▸ **Problem details**: Copy each line of the material below that includes the string "this".

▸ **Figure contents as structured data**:
·····
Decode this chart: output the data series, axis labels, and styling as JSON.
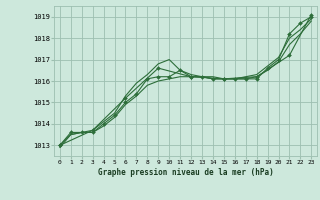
{
  "background_color": "#cde8dc",
  "grid_color": "#9dbfb0",
  "line_color": "#2d6e3a",
  "title": "Graphe pression niveau de la mer (hPa)",
  "xlim": [
    -0.5,
    23.5
  ],
  "ylim": [
    1012.5,
    1019.5
  ],
  "yticks": [
    1013,
    1014,
    1015,
    1016,
    1017,
    1018,
    1019
  ],
  "xticks": [
    0,
    1,
    2,
    3,
    4,
    5,
    6,
    7,
    8,
    9,
    10,
    11,
    12,
    13,
    14,
    15,
    16,
    17,
    18,
    19,
    20,
    21,
    22,
    23
  ],
  "series": [
    {
      "x": [
        0,
        1,
        2,
        3,
        4,
        5,
        6,
        7,
        8,
        9,
        10,
        11,
        12,
        13,
        14,
        15,
        16,
        17,
        18,
        19,
        20,
        21,
        22,
        23
      ],
      "y": [
        1013.0,
        1013.6,
        1013.6,
        1013.6,
        1014.0,
        1014.4,
        1015.0,
        1015.4,
        1016.1,
        1016.2,
        1016.2,
        1016.5,
        1016.2,
        1016.2,
        1016.1,
        1016.1,
        1016.1,
        1016.1,
        1016.1,
        1016.6,
        1017.0,
        1018.2,
        1018.7,
        1019.0
      ],
      "marker": true
    },
    {
      "x": [
        0,
        1,
        2,
        3,
        4,
        5,
        6,
        7,
        8,
        9,
        10,
        11,
        12,
        13,
        14,
        15,
        16,
        17,
        18,
        19,
        20,
        21,
        22,
        23
      ],
      "y": [
        1013.0,
        1013.5,
        1013.6,
        1013.6,
        1013.9,
        1014.3,
        1014.9,
        1015.3,
        1015.8,
        1016.0,
        1016.1,
        1016.2,
        1016.2,
        1016.2,
        1016.1,
        1016.1,
        1016.1,
        1016.1,
        1016.2,
        1016.5,
        1016.9,
        1017.7,
        1018.2,
        1018.8
      ],
      "marker": false
    },
    {
      "x": [
        0,
        1,
        2,
        3,
        4,
        5,
        6,
        7,
        8,
        9,
        10,
        11,
        12,
        13,
        14,
        15,
        16,
        17,
        18,
        19,
        20,
        21,
        22,
        23
      ],
      "y": [
        1012.9,
        1013.5,
        1013.6,
        1013.7,
        1014.1,
        1014.5,
        1015.3,
        1015.9,
        1016.3,
        1016.8,
        1017.0,
        1016.5,
        1016.3,
        1016.2,
        1016.2,
        1016.1,
        1016.1,
        1016.2,
        1016.3,
        1016.7,
        1017.1,
        1018.0,
        1018.4,
        1018.9
      ],
      "marker": false
    },
    {
      "x": [
        0,
        3,
        6,
        9,
        12,
        15,
        18,
        21,
        23
      ],
      "y": [
        1013.0,
        1013.7,
        1015.2,
        1016.6,
        1016.2,
        1016.1,
        1016.2,
        1017.2,
        1019.1
      ],
      "marker": true
    }
  ]
}
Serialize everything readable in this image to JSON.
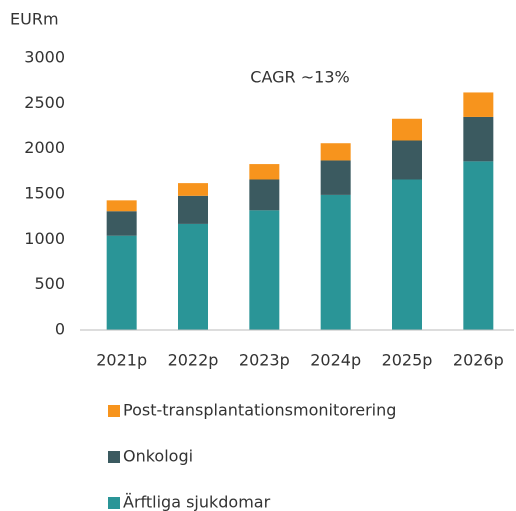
{
  "chart_data": {
    "type": "stacked_bar",
    "y_axis_label": "EURm",
    "annotation": "CAGR ~13%",
    "categories": [
      "2021p",
      "2022p",
      "2023p",
      "2024p",
      "2025p",
      "2026p"
    ],
    "series": [
      {
        "name": "Ärftliga sjukdomar",
        "color": "#2a9597",
        "values": [
          1040,
          1170,
          1320,
          1490,
          1660,
          1860
        ]
      },
      {
        "name": "Onkologi",
        "color": "#3b5a60",
        "values": [
          270,
          310,
          340,
          380,
          430,
          490
        ]
      },
      {
        "name": "Post-transplantationsmonitorering",
        "color": "#f7941d",
        "values": [
          120,
          140,
          170,
          190,
          240,
          270
        ]
      }
    ],
    "ylim": [
      0,
      3000
    ],
    "yticks": [
      0,
      500,
      1000,
      1500,
      2000,
      2500,
      3000
    ],
    "grid": false
  }
}
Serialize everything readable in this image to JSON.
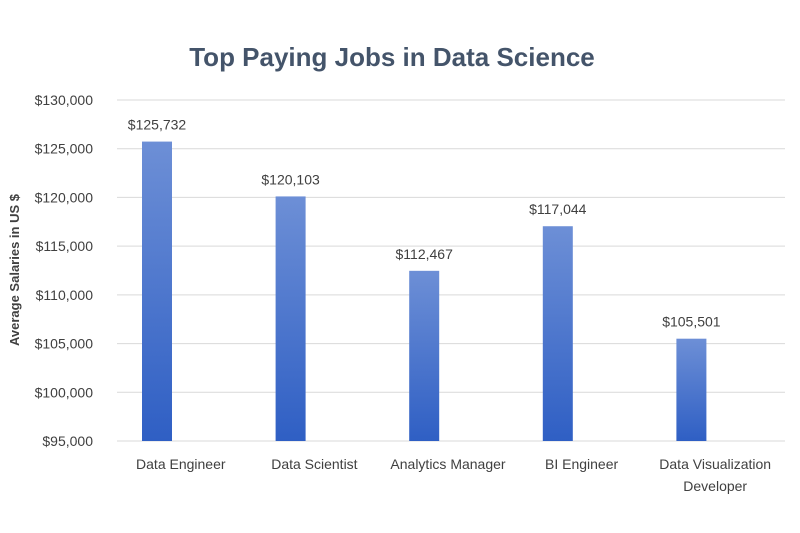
{
  "chart_data": {
    "type": "bar",
    "title": "Top Paying Jobs in Data Science",
    "xlabel": "",
    "ylabel": "Average Salaries in US $",
    "categories": [
      [
        "Data Engineer"
      ],
      [
        "Data Scientist"
      ],
      [
        "Analytics Manager"
      ],
      [
        "BI Engineer"
      ],
      [
        "Data Visualization",
        "Developer"
      ]
    ],
    "values": [
      125732,
      120103,
      112467,
      117044,
      105501
    ],
    "data_labels": [
      "$125,732",
      "$120,103",
      "$112,467",
      "$117,044",
      "$105,501"
    ],
    "yticks": [
      95000,
      100000,
      105000,
      110000,
      115000,
      120000,
      125000,
      130000
    ],
    "ytick_labels": [
      "$95,000",
      "$100,000",
      "$105,000",
      "$110,000",
      "$115,000",
      "$120,000",
      "$125,000",
      "$130,000"
    ],
    "ylim": [
      95000,
      130000
    ],
    "grid": true,
    "legend": "none",
    "colors": {
      "bar_top": "#6d8fd6",
      "bar_bottom": "#2f5fc4",
      "title": "#44546a"
    }
  }
}
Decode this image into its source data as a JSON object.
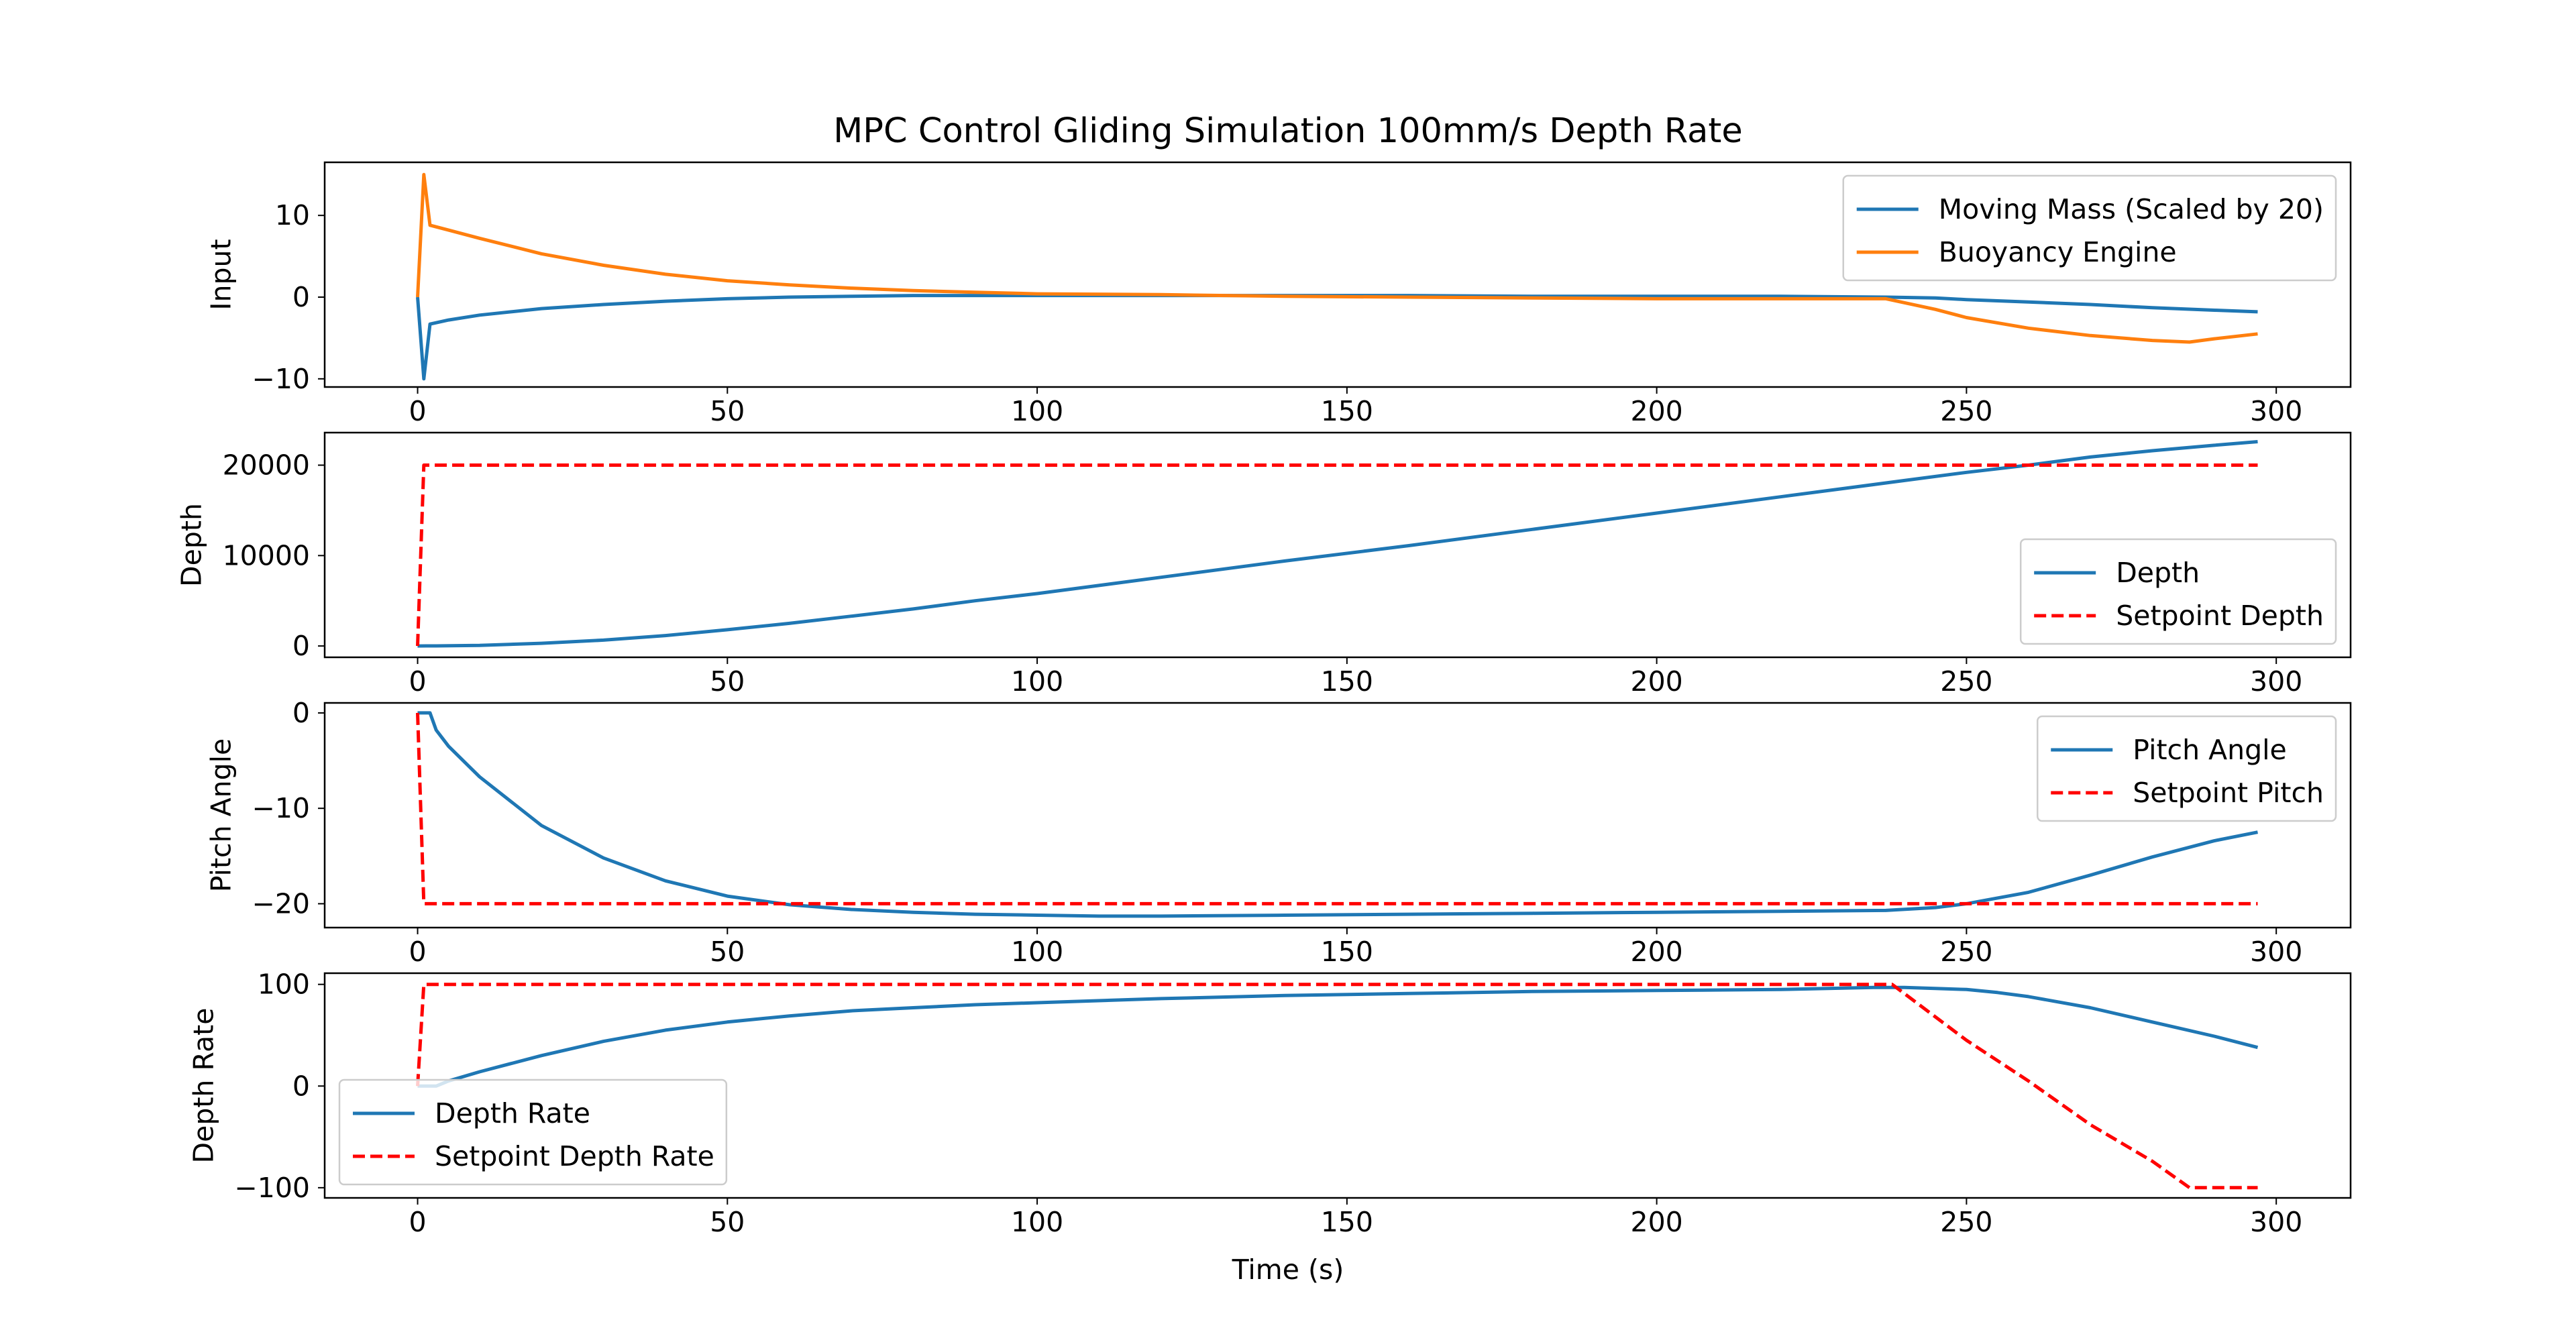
{
  "title": "MPC Control Gliding Simulation 100mm/s Depth Rate",
  "xlabel": "Time (s)",
  "colors": {
    "blue": "#1f77b4",
    "orange": "#ff7f0e",
    "red": "#ff0000",
    "axes": "#000000",
    "legend_border": "#cccccc"
  },
  "chart_data": [
    {
      "type": "line",
      "ylabel": "Input",
      "xlim": [
        -15,
        312
      ],
      "ylim": [
        -11,
        16.5
      ],
      "xticks": [
        0,
        50,
        100,
        150,
        200,
        250,
        300
      ],
      "yticks": [
        -10,
        0,
        10
      ],
      "ytick_labels": [
        "−10",
        "0",
        "10"
      ],
      "legend_position": "upper-right",
      "series": [
        {
          "name": "Moving Mass (Scaled by 20)",
          "color": "blue",
          "style": "solid",
          "x": [
            0,
            1,
            2,
            5,
            10,
            20,
            30,
            40,
            50,
            60,
            70,
            80,
            90,
            100,
            120,
            140,
            160,
            180,
            200,
            220,
            237,
            245,
            250,
            260,
            270,
            280,
            290,
            297
          ],
          "y": [
            0,
            -10,
            -3.3,
            -2.8,
            -2.2,
            -1.4,
            -0.9,
            -0.5,
            -0.2,
            0,
            0.1,
            0.2,
            0.2,
            0.2,
            0.2,
            0.2,
            0.2,
            0.1,
            0.1,
            0.1,
            0,
            -0.1,
            -0.3,
            -0.6,
            -0.9,
            -1.3,
            -1.6,
            -1.8
          ]
        },
        {
          "name": "Buoyancy Engine",
          "color": "orange",
          "style": "solid",
          "x": [
            0,
            1,
            2,
            5,
            10,
            20,
            30,
            40,
            50,
            60,
            70,
            80,
            90,
            100,
            120,
            140,
            160,
            180,
            200,
            220,
            237,
            245,
            250,
            260,
            270,
            280,
            286,
            290,
            297
          ],
          "y": [
            0,
            15,
            8.8,
            8.2,
            7.2,
            5.3,
            3.9,
            2.8,
            2,
            1.5,
            1.1,
            0.8,
            0.6,
            0.4,
            0.3,
            0.1,
            0,
            -0.1,
            -0.2,
            -0.2,
            -0.2,
            -1.5,
            -2.5,
            -3.8,
            -4.7,
            -5.3,
            -5.5,
            -5.1,
            -4.5
          ]
        }
      ]
    },
    {
      "type": "line",
      "ylabel": "Depth",
      "xlim": [
        -15,
        312
      ],
      "ylim": [
        -1250,
        23600
      ],
      "xticks": [
        0,
        50,
        100,
        150,
        200,
        250,
        300
      ],
      "yticks": [
        0,
        10000,
        20000
      ],
      "ytick_labels": [
        "0",
        "10000",
        "20000"
      ],
      "legend_position": "lower-right",
      "series": [
        {
          "name": "Depth",
          "color": "blue",
          "style": "solid",
          "x": [
            0,
            3,
            10,
            20,
            30,
            40,
            50,
            60,
            70,
            80,
            90,
            100,
            120,
            140,
            160,
            180,
            200,
            220,
            240,
            250,
            260,
            270,
            280,
            290,
            297
          ],
          "y": [
            0,
            10,
            60,
            300,
            650,
            1150,
            1800,
            2500,
            3300,
            4100,
            5000,
            5800,
            7600,
            9400,
            11100,
            12900,
            14700,
            16500,
            18300,
            19200,
            20000,
            20900,
            21600,
            22200,
            22600
          ]
        },
        {
          "name": "Setpoint Depth",
          "color": "red",
          "style": "dashed",
          "x": [
            0,
            1,
            297
          ],
          "y": [
            0,
            20000,
            20000
          ]
        }
      ]
    },
    {
      "type": "line",
      "ylabel": "Pitch Angle",
      "xlim": [
        -15,
        312
      ],
      "ylim": [
        -22.5,
        1.05
      ],
      "xticks": [
        0,
        50,
        100,
        150,
        200,
        250,
        300
      ],
      "yticks": [
        -20,
        -10,
        0
      ],
      "ytick_labels": [
        "−20",
        "−10",
        "0"
      ],
      "legend_position": "upper-right",
      "series": [
        {
          "name": "Pitch Angle",
          "color": "blue",
          "style": "solid",
          "x": [
            0,
            2,
            3,
            5,
            10,
            20,
            30,
            40,
            50,
            60,
            70,
            80,
            90,
            100,
            110,
            120,
            140,
            160,
            180,
            200,
            220,
            237,
            245,
            250,
            260,
            270,
            280,
            290,
            297
          ],
          "y": [
            0,
            0,
            -1.8,
            -3.5,
            -6.7,
            -11.8,
            -15.2,
            -17.6,
            -19.2,
            -20.1,
            -20.6,
            -20.9,
            -21.1,
            -21.2,
            -21.3,
            -21.3,
            -21.2,
            -21.1,
            -21,
            -20.9,
            -20.8,
            -20.7,
            -20.4,
            -20,
            -18.8,
            -17,
            -15.1,
            -13.4,
            -12.5
          ]
        },
        {
          "name": "Setpoint Pitch",
          "color": "red",
          "style": "dashed",
          "x": [
            0,
            1,
            297
          ],
          "y": [
            0,
            -20,
            -20
          ]
        }
      ]
    },
    {
      "type": "line",
      "ylabel": "Depth Rate",
      "xlim": [
        -15,
        312
      ],
      "ylim": [
        -110,
        111
      ],
      "xticks": [
        0,
        50,
        100,
        150,
        200,
        250,
        300
      ],
      "yticks": [
        -100,
        0,
        100
      ],
      "ytick_labels": [
        "−100",
        "0",
        "100"
      ],
      "legend_position": "lower-left",
      "series": [
        {
          "name": "Depth Rate",
          "color": "blue",
          "style": "solid",
          "x": [
            0,
            3,
            5,
            10,
            20,
            30,
            40,
            50,
            60,
            70,
            80,
            90,
            100,
            120,
            140,
            160,
            180,
            200,
            220,
            235,
            240,
            245,
            250,
            255,
            260,
            270,
            280,
            290,
            297
          ],
          "y": [
            0,
            0,
            5,
            14,
            30,
            44,
            55,
            63,
            69,
            74,
            77,
            80,
            82,
            86,
            89,
            91,
            93,
            94,
            95,
            97,
            97,
            96,
            95,
            92,
            88,
            77,
            63,
            49,
            38
          ]
        },
        {
          "name": "Setpoint Depth Rate",
          "color": "red",
          "style": "dashed",
          "x": [
            0,
            1,
            238,
            250,
            260,
            270,
            280,
            286,
            297
          ],
          "y": [
            0,
            100,
            100,
            45,
            5,
            -38,
            -74,
            -100,
            -100
          ]
        }
      ]
    }
  ]
}
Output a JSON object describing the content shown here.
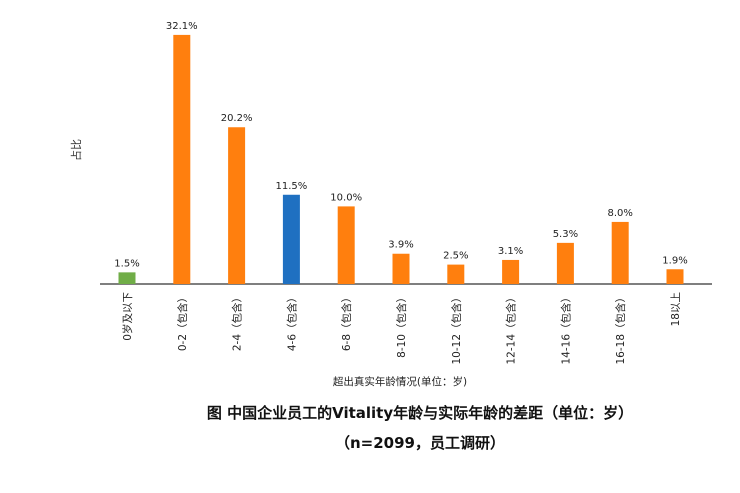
{
  "chart_data": {
    "type": "bar",
    "title": "图 中国企业员工的Vitality年龄与实际年龄的差距（单位：岁）",
    "subtitle": "（n=2099，员工调研）",
    "xlabel": "超出真实年龄情况(单位：岁)",
    "ylabel": "占比",
    "categories": [
      "0岁及以下",
      "0-2（包含）",
      "2-4（包含）",
      "4-6（包含）",
      "6-8（包含）",
      "8-10（包含）",
      "10-12（包含）",
      "12-14（包含）",
      "14-16（包含）",
      "16-18（包含）",
      "18以上"
    ],
    "values": [
      1.5,
      32.1,
      20.2,
      11.5,
      10.0,
      3.9,
      2.5,
      3.1,
      5.3,
      8.0,
      1.9
    ],
    "data_labels": [
      "1.5%",
      "32.1%",
      "20.2%",
      "11.5%",
      "10.0%",
      "3.9%",
      "2.5%",
      "3.1%",
      "5.3%",
      "8.0%",
      "1.9%"
    ],
    "colors": [
      "#70ad47",
      "#ff7f0e",
      "#ff7f0e",
      "#1f70c1",
      "#ff7f0e",
      "#ff7f0e",
      "#ff7f0e",
      "#ff7f0e",
      "#ff7f0e",
      "#ff7f0e",
      "#ff7f0e"
    ],
    "grid": false,
    "legend": "none"
  }
}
·····
▸ **Expected answer**:
Decode this chart: output the data series, axis labels, and styling as JSON.
Serialize everything readable in this image to JSON.
Serialize everything readable in this image to JSON.
Decode this image into its source data as a JSON object.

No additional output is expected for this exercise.